Chart and figure data:
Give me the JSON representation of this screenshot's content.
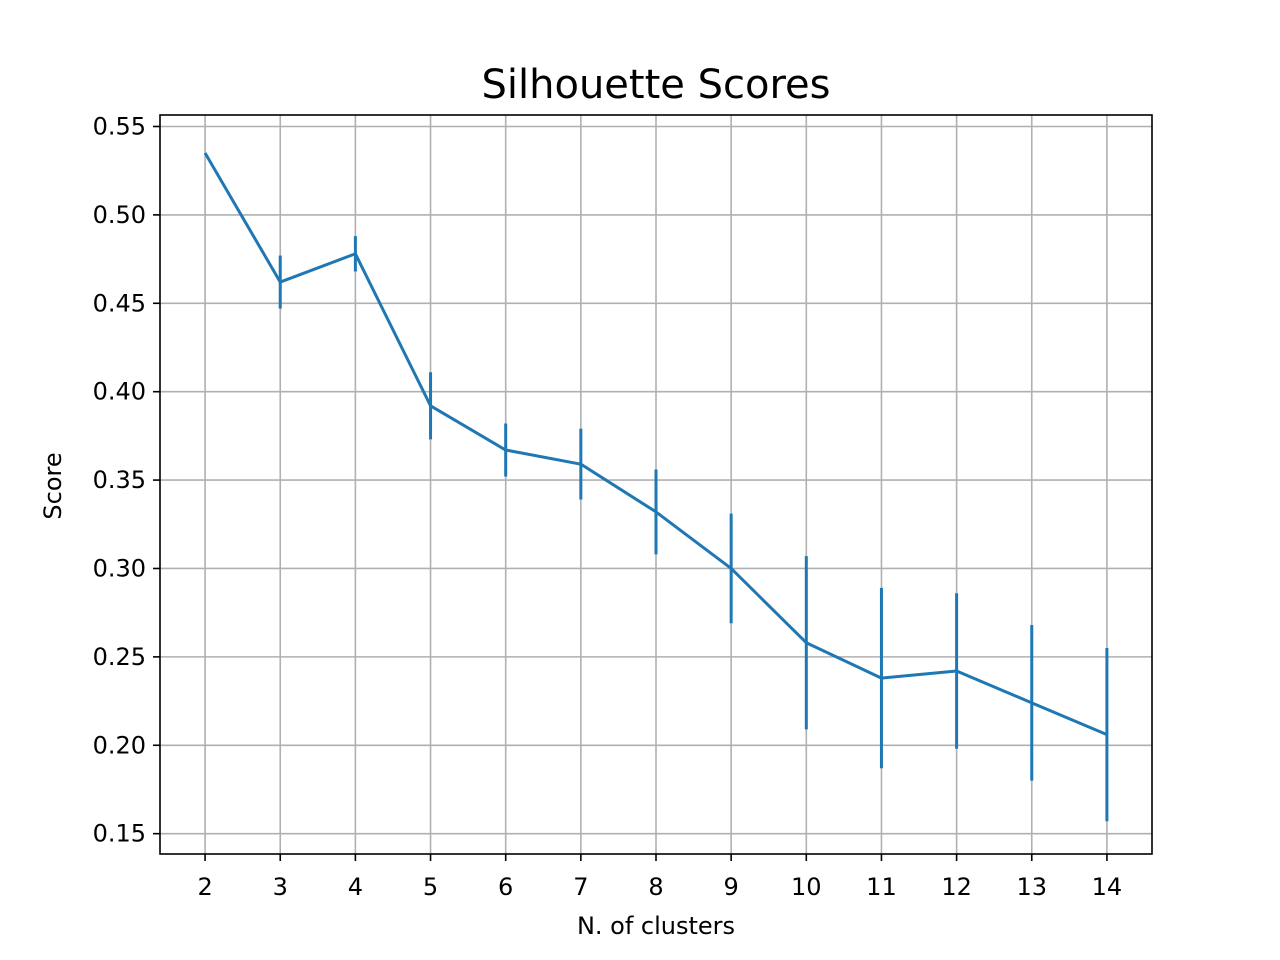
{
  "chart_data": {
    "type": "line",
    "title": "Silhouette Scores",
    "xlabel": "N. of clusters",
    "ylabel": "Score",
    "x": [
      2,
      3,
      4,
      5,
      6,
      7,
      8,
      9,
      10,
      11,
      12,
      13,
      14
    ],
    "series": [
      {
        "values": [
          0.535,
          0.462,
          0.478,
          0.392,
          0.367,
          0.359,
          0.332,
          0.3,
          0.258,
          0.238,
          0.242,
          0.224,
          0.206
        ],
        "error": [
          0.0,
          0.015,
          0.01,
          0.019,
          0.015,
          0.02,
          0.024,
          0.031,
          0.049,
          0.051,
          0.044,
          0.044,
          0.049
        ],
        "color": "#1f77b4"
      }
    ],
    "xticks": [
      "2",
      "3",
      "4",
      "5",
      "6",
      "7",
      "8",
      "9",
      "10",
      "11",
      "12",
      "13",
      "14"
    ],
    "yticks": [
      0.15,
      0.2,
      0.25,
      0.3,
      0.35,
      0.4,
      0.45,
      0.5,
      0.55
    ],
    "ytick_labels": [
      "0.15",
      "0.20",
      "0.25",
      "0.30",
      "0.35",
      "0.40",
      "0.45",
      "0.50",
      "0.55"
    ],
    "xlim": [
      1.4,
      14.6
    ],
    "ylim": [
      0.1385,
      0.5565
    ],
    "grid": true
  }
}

==

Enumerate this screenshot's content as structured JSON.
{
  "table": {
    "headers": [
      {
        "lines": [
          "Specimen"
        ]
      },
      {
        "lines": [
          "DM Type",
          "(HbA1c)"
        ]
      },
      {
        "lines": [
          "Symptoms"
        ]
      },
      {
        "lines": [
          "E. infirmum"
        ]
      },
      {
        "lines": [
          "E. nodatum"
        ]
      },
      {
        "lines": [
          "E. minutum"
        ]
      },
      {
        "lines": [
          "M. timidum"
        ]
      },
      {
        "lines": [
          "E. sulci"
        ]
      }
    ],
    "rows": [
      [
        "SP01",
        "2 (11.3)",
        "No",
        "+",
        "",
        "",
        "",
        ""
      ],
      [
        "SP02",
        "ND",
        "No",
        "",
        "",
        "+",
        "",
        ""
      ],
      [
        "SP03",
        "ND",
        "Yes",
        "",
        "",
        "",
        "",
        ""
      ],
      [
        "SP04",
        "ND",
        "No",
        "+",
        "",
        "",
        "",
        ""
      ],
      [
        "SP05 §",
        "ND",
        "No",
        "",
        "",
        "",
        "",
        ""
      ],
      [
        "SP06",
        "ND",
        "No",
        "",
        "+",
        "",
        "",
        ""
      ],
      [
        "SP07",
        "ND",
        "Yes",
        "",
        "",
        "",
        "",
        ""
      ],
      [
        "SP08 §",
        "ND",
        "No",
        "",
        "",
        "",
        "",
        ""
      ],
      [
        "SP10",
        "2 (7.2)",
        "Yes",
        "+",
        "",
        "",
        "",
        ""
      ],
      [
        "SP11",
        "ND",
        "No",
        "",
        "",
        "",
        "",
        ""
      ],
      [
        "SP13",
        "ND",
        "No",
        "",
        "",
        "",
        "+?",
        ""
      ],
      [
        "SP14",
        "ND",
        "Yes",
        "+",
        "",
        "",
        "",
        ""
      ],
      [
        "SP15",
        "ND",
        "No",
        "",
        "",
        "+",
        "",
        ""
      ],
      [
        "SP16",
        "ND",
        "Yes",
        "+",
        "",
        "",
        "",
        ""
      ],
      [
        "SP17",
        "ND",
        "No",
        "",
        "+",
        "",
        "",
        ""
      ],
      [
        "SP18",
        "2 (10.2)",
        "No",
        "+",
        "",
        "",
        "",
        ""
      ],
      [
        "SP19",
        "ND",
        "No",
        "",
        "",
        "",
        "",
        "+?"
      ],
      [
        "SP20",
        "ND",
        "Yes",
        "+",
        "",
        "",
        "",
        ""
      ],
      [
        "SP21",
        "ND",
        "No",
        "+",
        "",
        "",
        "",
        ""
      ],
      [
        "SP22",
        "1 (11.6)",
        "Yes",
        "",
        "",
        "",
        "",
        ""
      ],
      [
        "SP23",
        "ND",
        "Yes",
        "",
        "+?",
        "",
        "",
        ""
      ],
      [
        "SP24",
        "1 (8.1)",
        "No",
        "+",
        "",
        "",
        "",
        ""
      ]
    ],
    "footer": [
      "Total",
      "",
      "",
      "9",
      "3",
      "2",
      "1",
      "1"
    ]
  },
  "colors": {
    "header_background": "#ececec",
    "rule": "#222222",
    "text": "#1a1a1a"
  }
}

_REQUIRED WORK:_
The word "screenshot" appears in how many lines of the data? Answer with only the number.

_FINISHED ANSWER:_
2